Dataset records:
-- start --

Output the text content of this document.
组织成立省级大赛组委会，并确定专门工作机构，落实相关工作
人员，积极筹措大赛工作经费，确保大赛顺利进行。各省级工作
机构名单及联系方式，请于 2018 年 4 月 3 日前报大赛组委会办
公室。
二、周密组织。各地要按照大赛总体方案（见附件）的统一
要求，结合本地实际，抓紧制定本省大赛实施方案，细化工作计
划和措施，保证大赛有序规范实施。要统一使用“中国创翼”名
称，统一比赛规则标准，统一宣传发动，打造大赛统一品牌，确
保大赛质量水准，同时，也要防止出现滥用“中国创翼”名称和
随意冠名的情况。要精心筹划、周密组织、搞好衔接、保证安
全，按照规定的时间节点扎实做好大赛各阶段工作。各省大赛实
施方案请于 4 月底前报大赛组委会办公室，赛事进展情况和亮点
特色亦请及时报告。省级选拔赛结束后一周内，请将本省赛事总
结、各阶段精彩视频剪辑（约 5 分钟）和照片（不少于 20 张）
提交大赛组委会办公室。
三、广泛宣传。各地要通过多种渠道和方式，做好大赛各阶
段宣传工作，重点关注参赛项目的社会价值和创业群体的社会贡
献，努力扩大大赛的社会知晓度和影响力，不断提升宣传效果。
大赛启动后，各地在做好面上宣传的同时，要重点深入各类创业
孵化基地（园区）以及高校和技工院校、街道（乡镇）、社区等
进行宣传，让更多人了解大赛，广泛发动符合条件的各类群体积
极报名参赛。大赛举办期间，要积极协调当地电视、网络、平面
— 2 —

-- end --

* [STATED TASK]
Your task is to transcribe the material exactly.

* [WRITTEN ANSWER]
Output the text content of this document.
组织成立省级大赛组委会，并确定专门工作机构，落实相关工作
人员，积极筹措大赛工作经费，确保大赛顺利进行。各省级工作
机构名单及联系方式，请于 2018 年 4 月 3 日前报大赛组委会办
公室。
二、周密组织。各地要按照大赛总体方案（见附件）的统一
要求，结合本地实际，抓紧制定本省大赛实施方案，细化工作计
划和措施，保证大赛有序规范实施。要统一使用“中国创翼”名
称，统一比赛规则标准，统一宣传发动，打造大赛统一品牌，确
保大赛质量水准，同时，也要防止出现滥用“中国创翼”名称和
随意冠名的情况。要精心筹划、周密组织、搞好衔接、保证安
全，按照规定的时间节点扎实做好大赛各阶段工作。各省大赛实
施方案请于 4 月底前报大赛组委会办公室，赛事进展情况和亮点
特色亦请及时报告。省级选拔赛结束后一周内，请将本省赛事总
结、各阶段精彩视频剪辑（约 5 分钟）和照片（不少于 20 张）
提交大赛组委会办公室。
三、广泛宣传。各地要通过多种渠道和方式，做好大赛各阶
段宣传工作，重点关注参赛项目的社会价值和创业群体的社会贡
献，努力扩大大赛的社会知晓度和影响力，不断提升宣传效果。
大赛启动后，各地在做好面上宣传的同时，要重点深入各类创业
孵化基地（园区）以及高校和技工院校、街道（乡镇）、社区等
进行宣传，让更多人了解大赛，广泛发动符合条件的各类群体积
极报名参赛。大赛举办期间，要积极协调当地电视、网络、平面
— 2 —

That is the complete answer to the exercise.